### Description of the task:
Write out the portion of the press release below about SEC political spending disclosure, from "Omnibus rider does" up to and including "for disclosure rules.".

### Provided passage:

==================================================

94 Lawmakers Urge SEC to Pursue Rules Strengthening Political Spending Disclosure

Omnibus rider does not prohibit SEC from continuing disclosure work
For Immediate Release

WASHINGTON, D.C. – On Tuesday, 94 Members of Congress signed a letter to SEC Chairwoman Mary Jo White, urging the SEC to continue developing rules that strengthen corporate political spending disclosure. While riders in last week’s budget deal prevent the agency from finalizing, issuing, or implementing related regulations in Fiscal Year 2016, Tuesday’s letter states that the SEC remains free to work on and develop proposals for disclosure rules.

“Secret corporate political spending is bad for investors, it’s bad for taxpayers, and it’s bad for our democracy,” said Emma Boorboor, Election Reform Campaign Director with U.S. PIRG. “While still disappointing that some lawmakers have attempted to use a must pass spending bill to block progress on disclosure, today’s Congressional letter to the SEC highlights that this rider does not prevent the SEC from continuing work on stronger disclosure requirements. Millions of voters have spoken out for political spending disclosure, and it’s time for the SEC to take action as allowed by this year’s budget deal.”

==================================================

### Information shown:
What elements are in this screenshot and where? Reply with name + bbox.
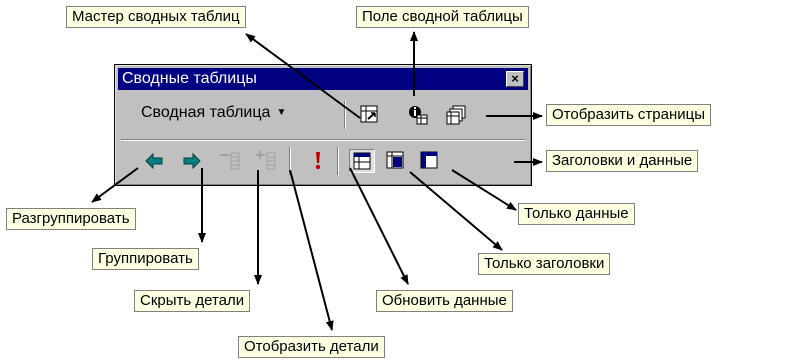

==================================================

### Task answer:
Omnibus rider does not prohibit SEC from continuing disclosure work
For Immediate Release

WASHINGTON, D.C. – On Tuesday, 94 Members of Congress signed a letter to SEC Chairwoman Mary Jo White, urging the SEC to continue developing rules that strengthen corporate political spending disclosure. While riders in last week’s budget deal prevent the agency from finalizing, issuing, or implementing related regulations in Fiscal Year 2016, Tuesday’s letter states that the SEC remains free to work on and develop proposals for disclosure rules.